Work to complete:
Find the line containing "Convert this document image to plain text.". Retype it and every line after it through the end of the entries, exactly as written, with nothing added.

-- start of Information given --

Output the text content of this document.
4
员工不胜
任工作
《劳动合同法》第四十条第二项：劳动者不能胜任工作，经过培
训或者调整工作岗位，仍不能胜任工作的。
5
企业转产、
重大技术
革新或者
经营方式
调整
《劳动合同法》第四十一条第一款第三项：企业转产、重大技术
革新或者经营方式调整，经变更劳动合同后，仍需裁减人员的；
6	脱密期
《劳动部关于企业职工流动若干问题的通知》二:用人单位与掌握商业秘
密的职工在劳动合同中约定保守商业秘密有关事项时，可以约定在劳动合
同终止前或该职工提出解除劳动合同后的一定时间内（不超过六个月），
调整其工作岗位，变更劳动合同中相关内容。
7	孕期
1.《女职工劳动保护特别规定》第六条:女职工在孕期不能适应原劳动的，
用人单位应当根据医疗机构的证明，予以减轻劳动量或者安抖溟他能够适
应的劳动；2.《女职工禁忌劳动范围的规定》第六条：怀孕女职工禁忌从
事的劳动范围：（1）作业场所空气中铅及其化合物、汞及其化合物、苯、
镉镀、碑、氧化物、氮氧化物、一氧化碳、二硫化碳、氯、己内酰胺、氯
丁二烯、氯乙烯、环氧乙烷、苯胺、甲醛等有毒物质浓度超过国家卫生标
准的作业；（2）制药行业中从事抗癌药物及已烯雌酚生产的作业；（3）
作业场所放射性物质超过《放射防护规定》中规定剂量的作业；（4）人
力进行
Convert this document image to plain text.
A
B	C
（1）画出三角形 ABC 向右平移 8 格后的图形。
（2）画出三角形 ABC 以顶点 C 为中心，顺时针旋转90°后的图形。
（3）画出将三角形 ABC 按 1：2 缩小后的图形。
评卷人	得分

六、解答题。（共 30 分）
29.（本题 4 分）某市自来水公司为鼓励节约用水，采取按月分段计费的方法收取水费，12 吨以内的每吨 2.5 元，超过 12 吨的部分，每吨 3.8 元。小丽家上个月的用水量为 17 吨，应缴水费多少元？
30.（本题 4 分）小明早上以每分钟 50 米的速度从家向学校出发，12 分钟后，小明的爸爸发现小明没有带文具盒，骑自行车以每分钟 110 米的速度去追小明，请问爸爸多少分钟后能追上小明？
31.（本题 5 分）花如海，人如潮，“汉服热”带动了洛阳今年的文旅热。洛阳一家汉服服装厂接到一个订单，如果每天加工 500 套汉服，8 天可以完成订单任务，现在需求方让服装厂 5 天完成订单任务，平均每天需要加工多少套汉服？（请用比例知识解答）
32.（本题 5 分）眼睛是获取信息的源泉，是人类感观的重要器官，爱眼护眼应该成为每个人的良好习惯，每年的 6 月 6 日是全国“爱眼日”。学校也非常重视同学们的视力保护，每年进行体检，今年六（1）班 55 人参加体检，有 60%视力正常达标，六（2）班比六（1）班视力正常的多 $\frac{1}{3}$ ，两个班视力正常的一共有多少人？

-- end of Information given --

Answer below:
Convert this document image to plain text.
A
B	C
（1）画出三角形 ABC 向右平移 8 格后的图形。
（2）画出三角形 ABC 以顶点 C 为中心，顺时针旋转90°后的图形。
（3）画出将三角形 ABC 按 1：2 缩小后的图形。
评卷人	得分

六、解答题。（共 30 分）
29.（本题 4 分）某市自来水公司为鼓励节约用水，采取按月分段计费的方法收取水费，12 吨以内的每吨 2.5 元，超过 12 吨的部分，每吨 3.8 元。小丽家上个月的用水量为 17 吨，应缴水费多少元？
30.（本题 4 分）小明早上以每分钟 50 米的速度从家向学校出发，12 分钟后，小明的爸爸发现小明没有带文具盒，骑自行车以每分钟 110 米的速度去追小明，请问爸爸多少分钟后能追上小明？
31.（本题 5 分）花如海，人如潮，“汉服热”带动了洛阳今年的文旅热。洛阳一家汉服服装厂接到一个订单，如果每天加工 500 套汉服，8 天可以完成订单任务，现在需求方让服装厂 5 天完成订单任务，平均每天需要加工多少套汉服？（请用比例知识解答）
32.（本题 5 分）眼睛是获取信息的源泉，是人类感观的重要器官，爱眼护眼应该成为每个人的良好习惯，每年的 6 月 6 日是全国“爱眼日”。学校也非常重视同学们的视力保护，每年进行体检，今年六（1）班 55 人参加体检，有 60%视力正常达标，六（2）班比六（1）班视力正常的多 $\frac{1}{3}$ ，两个班视力正常的一共有多少人？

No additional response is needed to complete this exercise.